Input material:
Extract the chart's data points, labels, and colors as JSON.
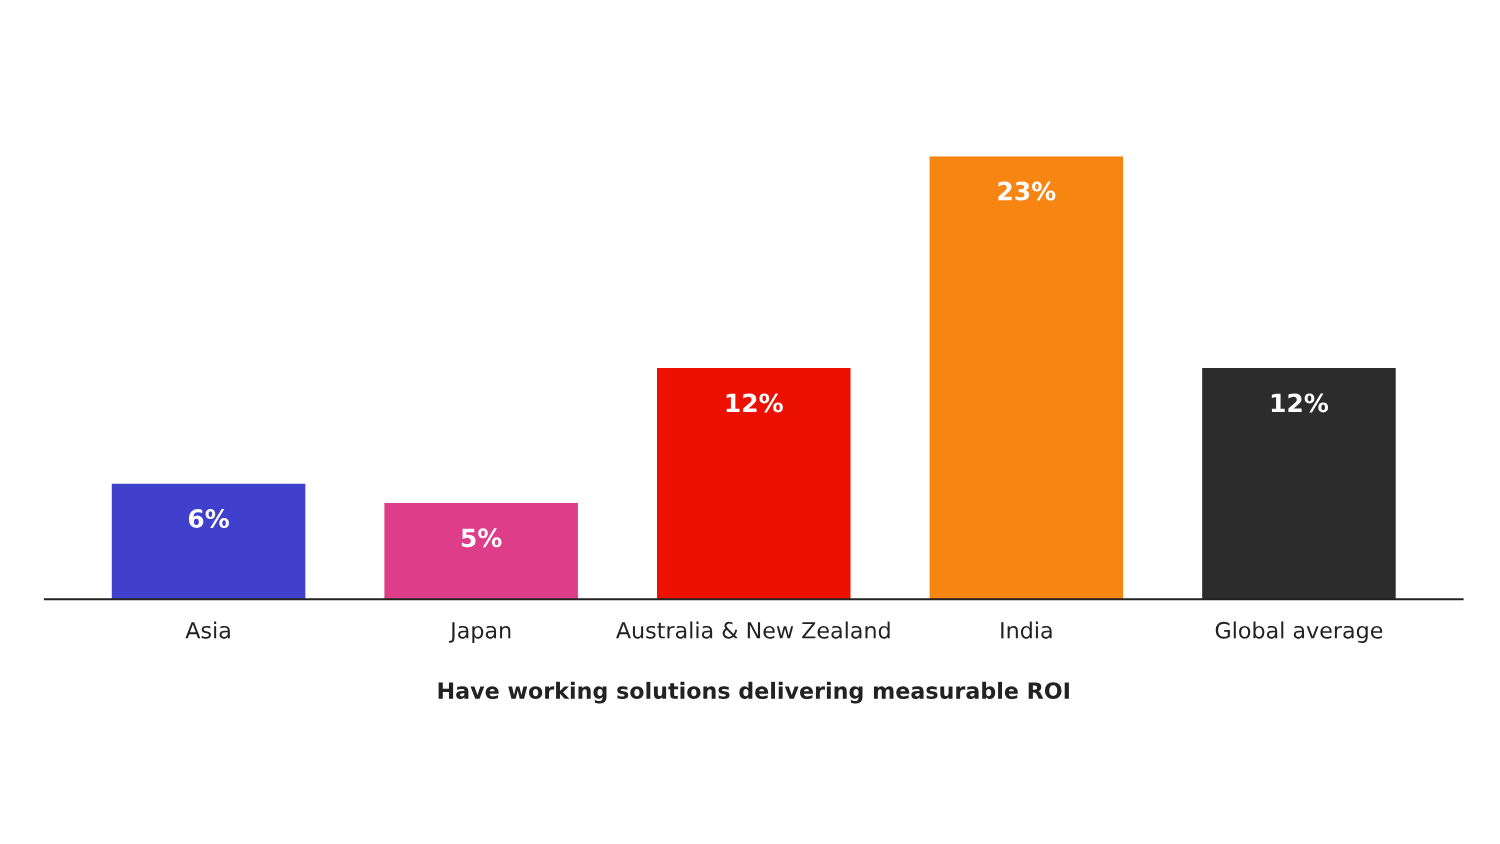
{
  "chart_data": {
    "type": "bar",
    "xlabel": "Have working solutions delivering measurable ROI",
    "categories": [
      "Asia",
      "Japan",
      "Australia & New Zealand",
      "India",
      "Global average"
    ],
    "values": [
      6,
      5,
      12,
      23,
      12
    ],
    "colors": [
      "#4040cc",
      "#de3d8a",
      "#eb1000",
      "#f68511",
      "#2c2c2c"
    ],
    "value_labels": [
      "6%",
      "5%",
      "12%",
      "23%",
      "12%"
    ],
    "grid": false,
    "legend": false
  }
}
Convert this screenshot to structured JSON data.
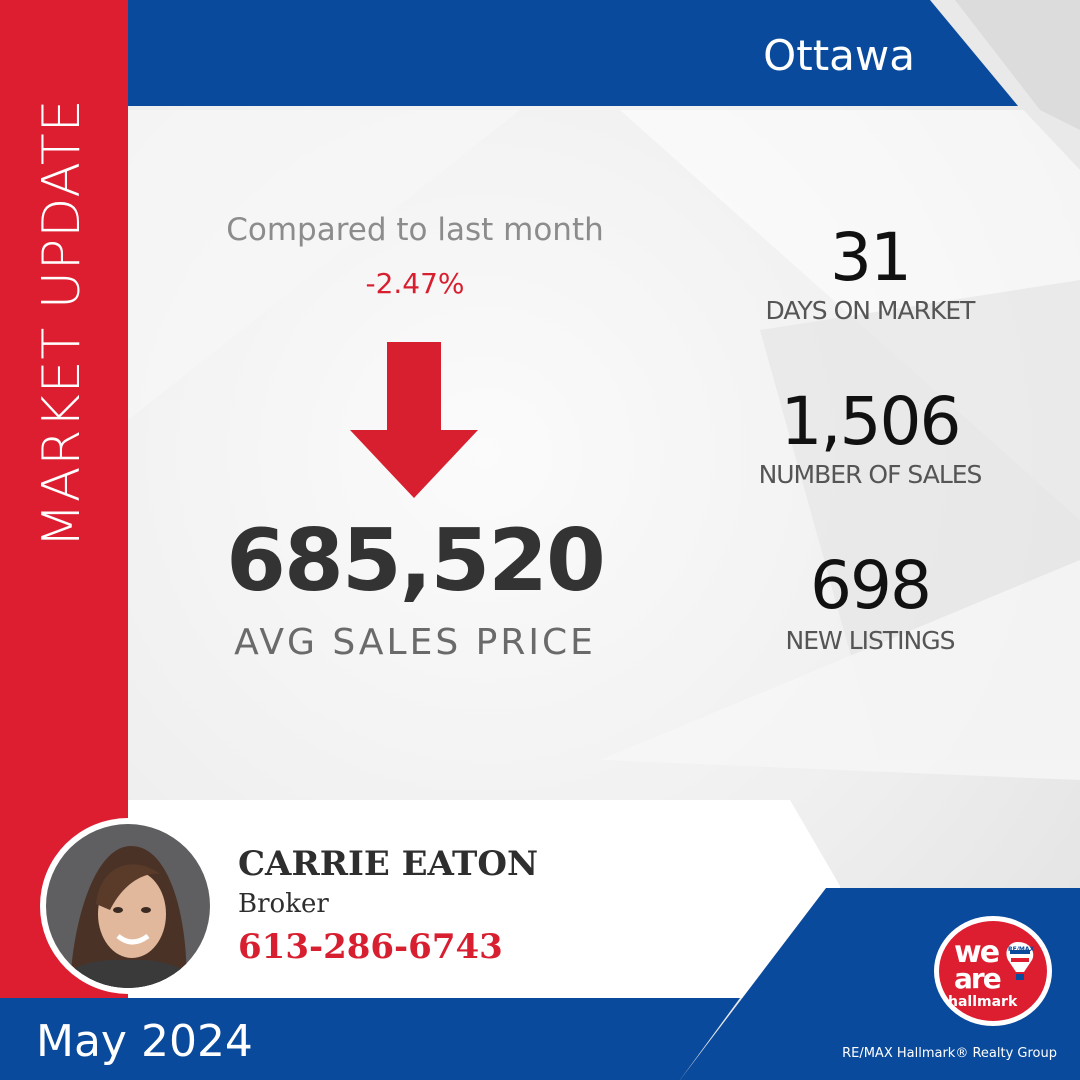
{
  "header": {
    "side_title": "MARKET UPDATE",
    "city": "Ottawa"
  },
  "comparison": {
    "label": "Compared to last month",
    "change": "-2.47%",
    "direction_icon": "arrow-down-icon"
  },
  "price": {
    "value": "685,520",
    "label": "AVG SALES PRICE"
  },
  "stats": [
    {
      "value": "31",
      "label": "DAYS ON MARKET"
    },
    {
      "value": "1,506",
      "label": "NUMBER OF SALES"
    },
    {
      "value": "698",
      "label": "NEW LISTINGS"
    }
  ],
  "agent": {
    "name": "CARRIE EATON",
    "title": "Broker",
    "phone": "613-286-6743"
  },
  "footer": {
    "date": "May 2024",
    "company": "RE/MAX Hallmark® Realty Group"
  },
  "logo": {
    "line1": "we",
    "line2": "are",
    "line3": "hallmark",
    "badge": "RE/MAX"
  },
  "colors": {
    "brand_blue": "#0a4a9c",
    "brand_red": "#d71f30",
    "text_dark": "#333333",
    "text_gray": "#8c8c8c"
  }
}
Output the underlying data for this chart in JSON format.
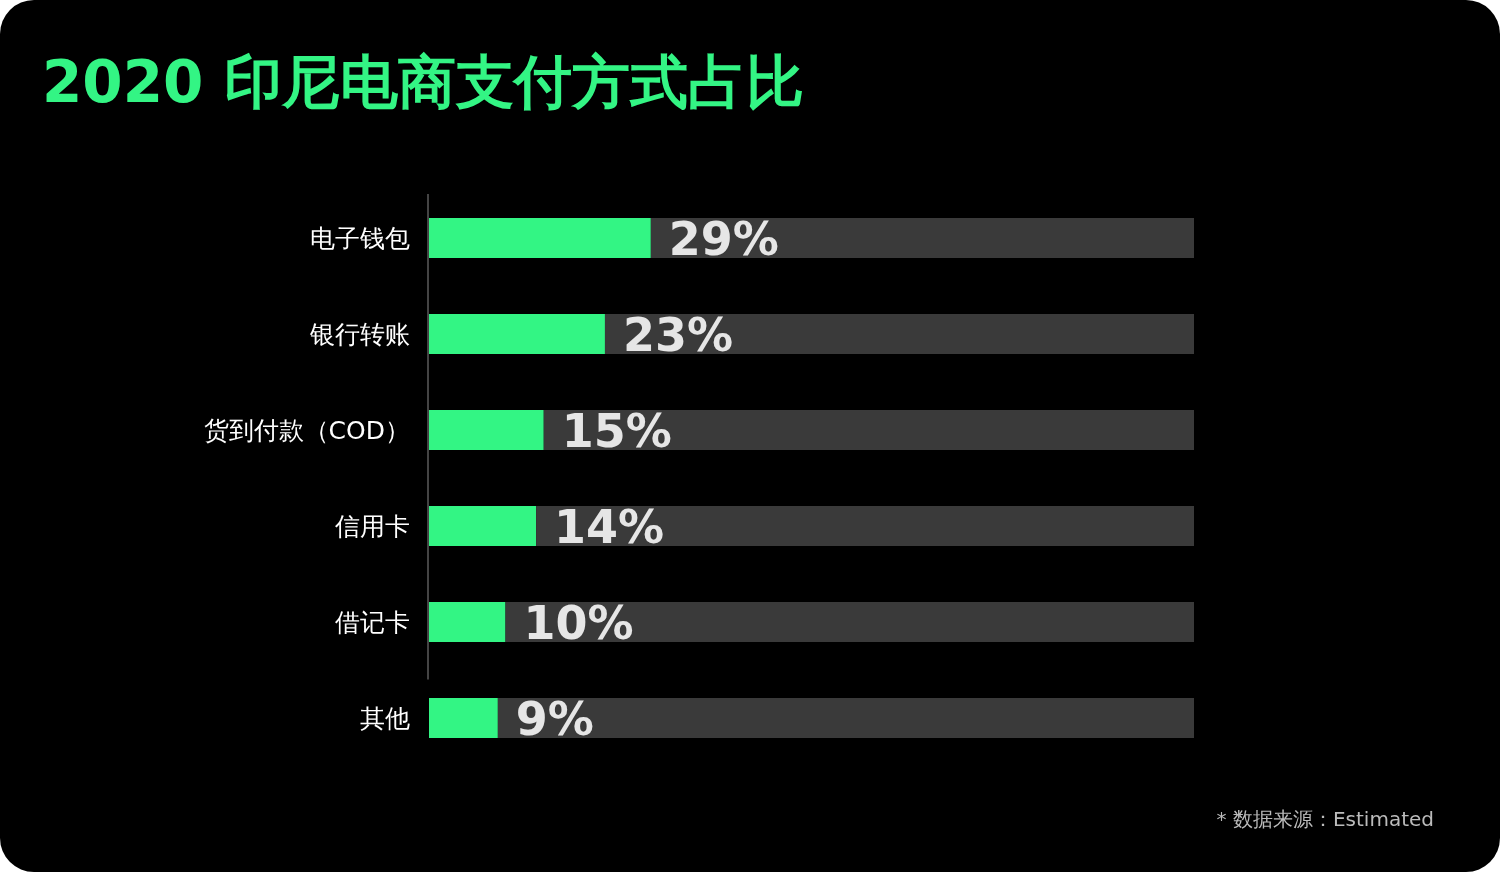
{
  "chart_data": {
    "type": "bar",
    "orientation": "horizontal",
    "stacked": true,
    "title": "2020 印尼电商支付方式占比",
    "categories": [
      "电子钱包",
      "银行转账",
      "货到付款（COD）",
      "信用卡",
      "借记卡",
      "其他"
    ],
    "xlim": [
      0,
      100
    ],
    "series": [
      {
        "color": "#33f584",
        "values": [
          29,
          23,
          15,
          14,
          10,
          9
        ],
        "value_labels": [
          "29%",
          "23%",
          "15%",
          "14%",
          "10%",
          "9%"
        ]
      },
      {
        "color": "#3a3a3a",
        "values": [
          71,
          77,
          85,
          86,
          90,
          91
        ]
      }
    ],
    "annotations": [
      "* 数据来源：Estimated"
    ]
  }
}
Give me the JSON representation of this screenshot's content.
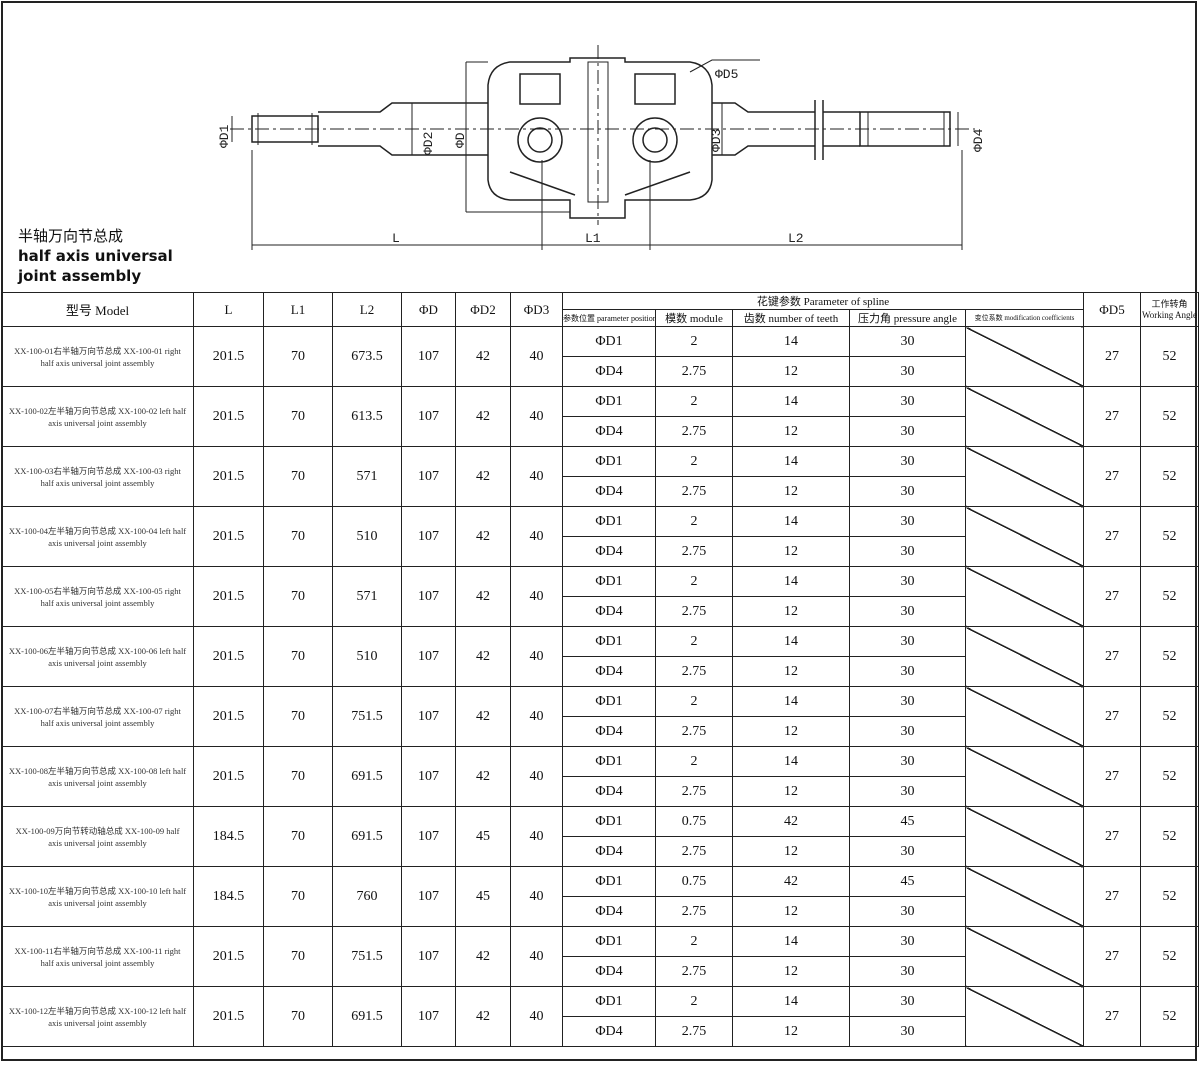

Aim of the exercise:
Print every entry exactly as written, without the pictures.

Correct response:
Extract the chart's data points, labels, and colors as JSON.
{
  "chart_data": {
    "type": "bar",
    "xlabel": "Have working solutions delivering measurable ROI",
    "categories": [
      "Asia",
      "Japan",
      "Australia & New Zealand",
      "India",
      "Global average"
    ],
    "values": [
      6,
      5,
      12,
      23,
      12
    ],
    "colors": [
      "#4040cc",
      "#de3d8a",
      "#eb1000",
      "#f68511",
      "#2c2c2c"
    ],
    "value_labels": [
      "6%",
      "5%",
      "12%",
      "23%",
      "12%"
    ],
    "grid": false,
    "legend": false
  }
}
Convert this screenshot to structured JSON data.
{
  "header": {
    "side_title": "MARKET UPDATE",
    "city": "Ottawa"
  },
  "comparison": {
    "label": "Compared to last month",
    "change": "-2.47%",
    "direction_icon": "arrow-down-icon"
  },
  "price": {
    "value": "685,520",
    "label": "AVG SALES PRICE"
  },
  "stats": [
    {
      "value": "31",
      "label": "DAYS ON MARKET"
    },
    {
      "value": "1,506",
      "label": "NUMBER OF SALES"
    },
    {
      "value": "698",
      "label": "NEW LISTINGS"
    }
  ],
  "agent": {
    "name": "CARRIE EATON",
    "title": "Broker",
    "phone": "613-286-6743"
  },
  "footer": {
    "date": "May 2024",
    "company": "RE/MAX Hallmark® Realty Group"
  },
  "logo": {
    "line1": "we",
    "line2": "are",
    "line3": "hallmark",
    "badge": "RE/MAX"
  },
  "colors": {
    "brand_blue": "#0a4a9c",
    "brand_red": "#d71f30",
    "text_dark": "#333333",
    "text_gray": "#8c8c8c"
  }
}
Output the underlying data for this chart in JSON format.
{
  "chart_data": {
    "type": "bar",
    "orientation": "horizontal",
    "stacked": true,
    "title": "2020 印尼电商支付方式占比",
    "categories": [
      "电子钱包",
      "银行转账",
      "货到付款（COD）",
      "信用卡",
      "借记卡",
      "其他"
    ],
    "xlim": [
      0,
      100
    ],
    "series": [
      {
        "color": "#33f584",
        "values": [
          29,
          23,
          15,
          14,
          10,
          9
        ],
        "value_labels": [
          "29%",
          "23%",
          "15%",
          "14%",
          "10%",
          "9%"
        ]
      },
      {
        "color": "#3a3a3a",
        "values": [
          71,
          77,
          85,
          86,
          90,
          91
        ]
      }
    ],
    "annotations": [
      "* 数据来源：Estimated"
    ]
  }
}
Give me the JSON representation of this screenshot's content.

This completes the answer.